[Collection entries]
● ● ●

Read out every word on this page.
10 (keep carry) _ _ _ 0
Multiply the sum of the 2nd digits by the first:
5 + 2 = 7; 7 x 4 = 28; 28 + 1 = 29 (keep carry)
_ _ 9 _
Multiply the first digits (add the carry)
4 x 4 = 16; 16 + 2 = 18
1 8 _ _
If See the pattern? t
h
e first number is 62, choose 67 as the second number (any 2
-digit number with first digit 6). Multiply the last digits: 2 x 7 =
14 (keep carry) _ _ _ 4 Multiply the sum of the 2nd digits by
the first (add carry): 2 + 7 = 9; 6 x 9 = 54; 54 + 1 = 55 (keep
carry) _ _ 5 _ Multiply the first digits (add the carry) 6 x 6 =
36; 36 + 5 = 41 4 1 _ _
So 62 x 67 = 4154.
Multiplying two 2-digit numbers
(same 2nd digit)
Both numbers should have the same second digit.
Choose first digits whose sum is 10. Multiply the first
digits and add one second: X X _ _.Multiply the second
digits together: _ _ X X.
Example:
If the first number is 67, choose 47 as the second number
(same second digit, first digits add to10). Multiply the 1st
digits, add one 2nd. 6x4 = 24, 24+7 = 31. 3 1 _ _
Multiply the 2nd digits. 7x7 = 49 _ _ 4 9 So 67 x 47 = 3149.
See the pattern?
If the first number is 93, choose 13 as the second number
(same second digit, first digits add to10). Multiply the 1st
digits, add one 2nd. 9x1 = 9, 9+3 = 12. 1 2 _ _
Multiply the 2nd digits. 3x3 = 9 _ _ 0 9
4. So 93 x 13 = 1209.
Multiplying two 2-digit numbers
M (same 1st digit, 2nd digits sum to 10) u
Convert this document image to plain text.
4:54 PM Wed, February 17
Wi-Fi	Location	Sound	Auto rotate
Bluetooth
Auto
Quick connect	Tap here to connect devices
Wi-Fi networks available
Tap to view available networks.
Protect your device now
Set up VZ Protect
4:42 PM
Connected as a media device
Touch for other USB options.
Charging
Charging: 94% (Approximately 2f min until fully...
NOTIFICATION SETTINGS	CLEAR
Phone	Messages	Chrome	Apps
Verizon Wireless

● ● ●

» PROMPT: Look above for the line containing "Convert this document image to plain text."; copy from it through the last line, exactly, and nothing more.

» CORRECT RESPONSE:
Convert this document image to plain text.
4:54 PM Wed, February 17
Wi-Fi	Location	Sound	Auto rotate
Bluetooth
Auto
Quick connect	Tap here to connect devices
Wi-Fi networks available
Tap to view available networks.
Protect your device now
Set up VZ Protect
4:42 PM
Connected as a media device
Touch for other USB options.
Charging
Charging: 94% (Approximately 2f min until fully...
NOTIFICATION SETTINGS	CLEAR
Phone	Messages	Chrome	Apps
Verizon Wireless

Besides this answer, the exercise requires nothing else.